## What you will do
Only the lines from the one containing "Convert this screenshot" to the end of the material are to be copied, exactly and in full; images stay out.

# start of Dataset extract

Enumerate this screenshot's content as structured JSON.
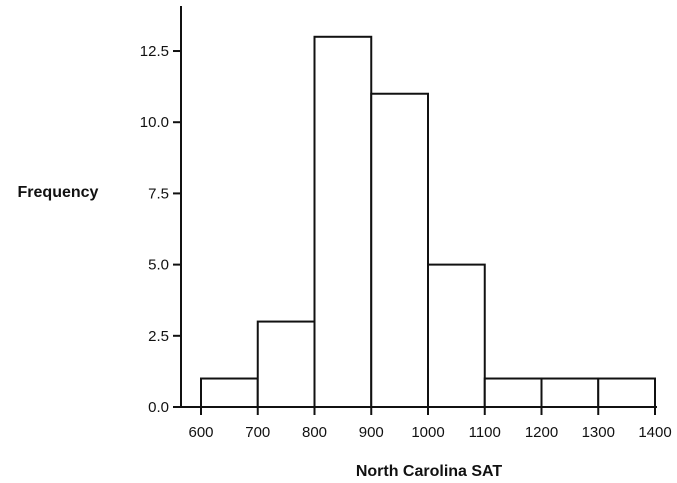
{
  "chart_data": {
    "type": "bar",
    "histogram": true,
    "title": "",
    "xlabel": "North Carolina SAT",
    "ylabel": "Frequency",
    "bins": [
      {
        "start": 600,
        "end": 700,
        "count": 1
      },
      {
        "start": 700,
        "end": 800,
        "count": 3
      },
      {
        "start": 800,
        "end": 900,
        "count": 13
      },
      {
        "start": 900,
        "end": 1000,
        "count": 11
      },
      {
        "start": 1000,
        "end": 1100,
        "count": 5
      },
      {
        "start": 1100,
        "end": 1200,
        "count": 1
      },
      {
        "start": 1200,
        "end": 1300,
        "count": 1
      },
      {
        "start": 1300,
        "end": 1400,
        "count": 1
      }
    ],
    "xticks": [
      "600",
      "700",
      "800",
      "900",
      "1000",
      "1100",
      "1200",
      "1300",
      "1400"
    ],
    "yticks": [
      "0.0",
      "2.5",
      "5.0",
      "7.5",
      "10.0",
      "12.5"
    ],
    "xlim": [
      600,
      1400
    ],
    "ylim": [
      0,
      13.8
    ],
    "grid": false,
    "colors": {
      "bar_fill": "#ffffff",
      "bar_stroke": "#111111"
    }
  }
}
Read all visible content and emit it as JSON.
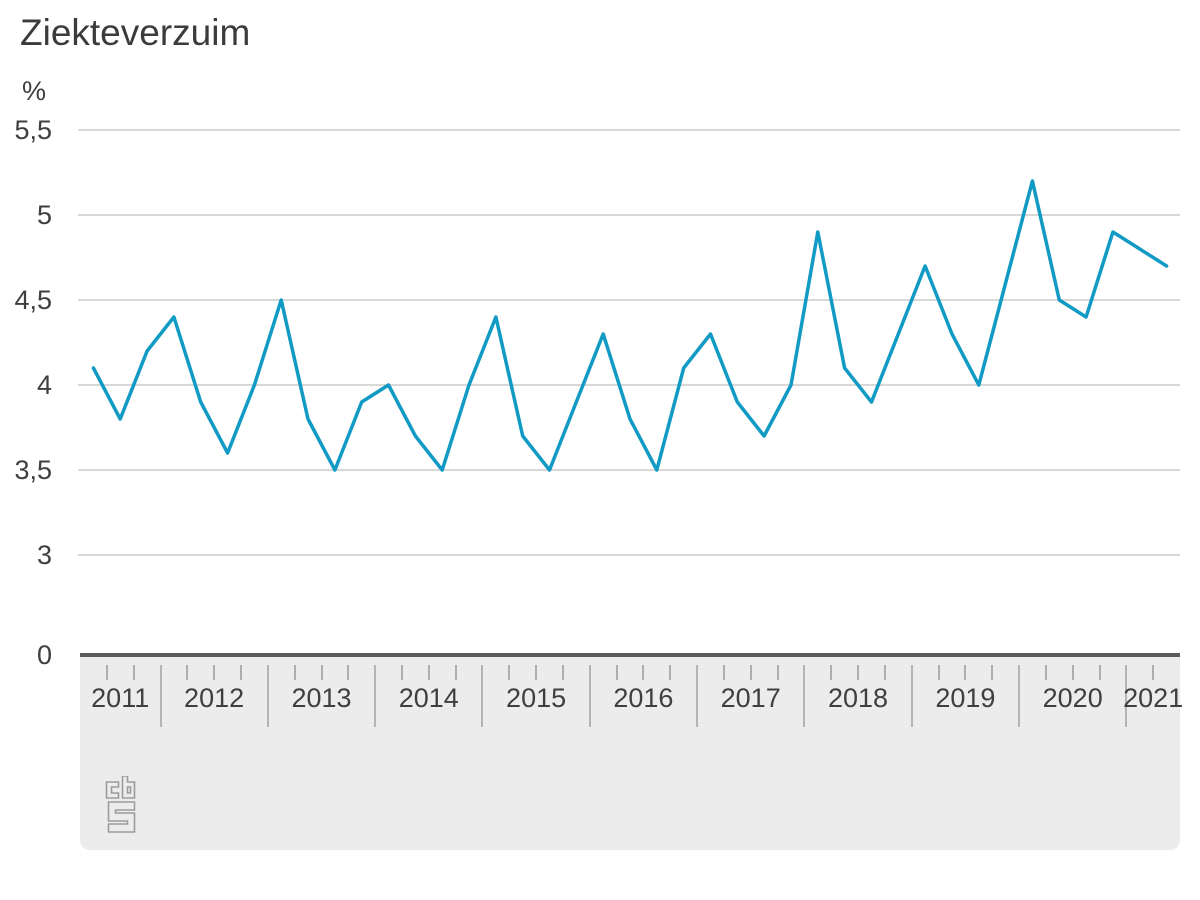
{
  "chart": {
    "title": "Ziekteverzuim",
    "unit": "%",
    "colors": {
      "line": "#119ac4",
      "gridline": "#cccccc",
      "axis_bar": "#5c5c5e",
      "axis_panel": "#ececec",
      "tick": "#b0b0b0",
      "text": "#3f3f3f",
      "logo": "#9b9b9b"
    }
  },
  "chart_data": {
    "type": "line",
    "title": "Ziekteverzuim",
    "ylabel": "%",
    "legend": false,
    "grid": true,
    "y_axis_break": true,
    "y_ticks": [
      {
        "label": "5,5",
        "value": 5.5
      },
      {
        "label": "5",
        "value": 5.0
      },
      {
        "label": "4,5",
        "value": 4.5
      },
      {
        "label": "4",
        "value": 4.0
      },
      {
        "label": "3,5",
        "value": 3.5
      },
      {
        "label": "3",
        "value": 3.0
      },
      {
        "label": "0",
        "value": 0
      }
    ],
    "x_year_labels": [
      "2011",
      "2012",
      "2013",
      "2014",
      "2015",
      "2016",
      "2017",
      "2018",
      "2019",
      "2020",
      "2021"
    ],
    "periods": [
      "2011 K2",
      "2011 K3",
      "2011 K4",
      "2012 K1",
      "2012 K2",
      "2012 K3",
      "2012 K4",
      "2013 K1",
      "2013 K2",
      "2013 K3",
      "2013 K4",
      "2014 K1",
      "2014 K2",
      "2014 K3",
      "2014 K4",
      "2015 K1",
      "2015 K2",
      "2015 K3",
      "2015 K4",
      "2016 K1",
      "2016 K2",
      "2016 K3",
      "2016 K4",
      "2017 K1",
      "2017 K2",
      "2017 K3",
      "2017 K4",
      "2018 K1",
      "2018 K2",
      "2018 K3",
      "2018 K4",
      "2019 K1",
      "2019 K2",
      "2019 K3",
      "2019 K4",
      "2020 K1",
      "2020 K2",
      "2020 K3",
      "2020 K4",
      "2021 K1",
      "2021 K2"
    ],
    "series": [
      {
        "name": "Ziekteverzuim",
        "color": "#119ac4",
        "values": [
          4.1,
          3.8,
          4.2,
          4.4,
          3.9,
          3.6,
          4.0,
          4.5,
          3.8,
          3.5,
          3.9,
          4.0,
          3.7,
          3.5,
          4.0,
          4.4,
          3.7,
          3.5,
          3.9,
          4.3,
          3.8,
          3.5,
          4.1,
          4.3,
          3.9,
          3.7,
          4.0,
          4.9,
          4.1,
          3.9,
          4.3,
          4.7,
          4.3,
          4.0,
          4.6,
          5.2,
          4.5,
          4.4,
          4.9,
          4.8,
          4.7
        ]
      }
    ]
  }
}
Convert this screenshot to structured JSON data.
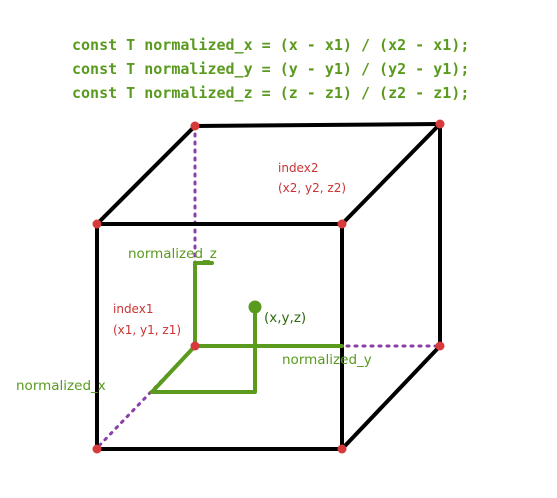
{
  "code_lines": [
    "const T normalized_x = (x - x1) / (x2 - x1);",
    "const T normalized_y = (y - y1) / (y2 - y1);",
    "const T normalized_z = (z - z1) / (z2 - z1);"
  ],
  "labels": {
    "index2_name": "index2",
    "index2_coords": "(x2, y2, z2)",
    "index1_name": "index1",
    "index1_coords": "(x1, y1, z1)",
    "normalized_z": "normalized_z",
    "normalized_y": "normalized_y",
    "normalized_x": "normalized_x",
    "point": "(x,y,z)"
  },
  "colors": {
    "edge": "#000000",
    "hidden_edge": "#8a3fa8",
    "vertex": "#d63a3a",
    "green": "#5a9a1e",
    "red_text": "#cc3333"
  }
}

# end of Dataset extract

## Answer to the task
Convert this screenshot to structured JSON data.
{
  "code_lines": [
    "const T normalized_x = (x - x1) / (x2 - x1);",
    "const T normalized_y = (y - y1) / (y2 - y1);",
    "const T normalized_z = (z - z1) / (z2 - z1);"
  ],
  "labels": {
    "index2_name": "index2",
    "index2_coords": "(x2, y2, z2)",
    "index1_name": "index1",
    "index1_coords": "(x1, y1, z1)",
    "normalized_z": "normalized_z",
    "normalized_y": "normalized_y",
    "normalized_x": "normalized_x",
    "point": "(x,y,z)"
  },
  "colors": {
    "edge": "#000000",
    "hidden_edge": "#8a3fa8",
    "vertex": "#d63a3a",
    "green": "#5a9a1e",
    "red_text": "#cc3333"
  }
}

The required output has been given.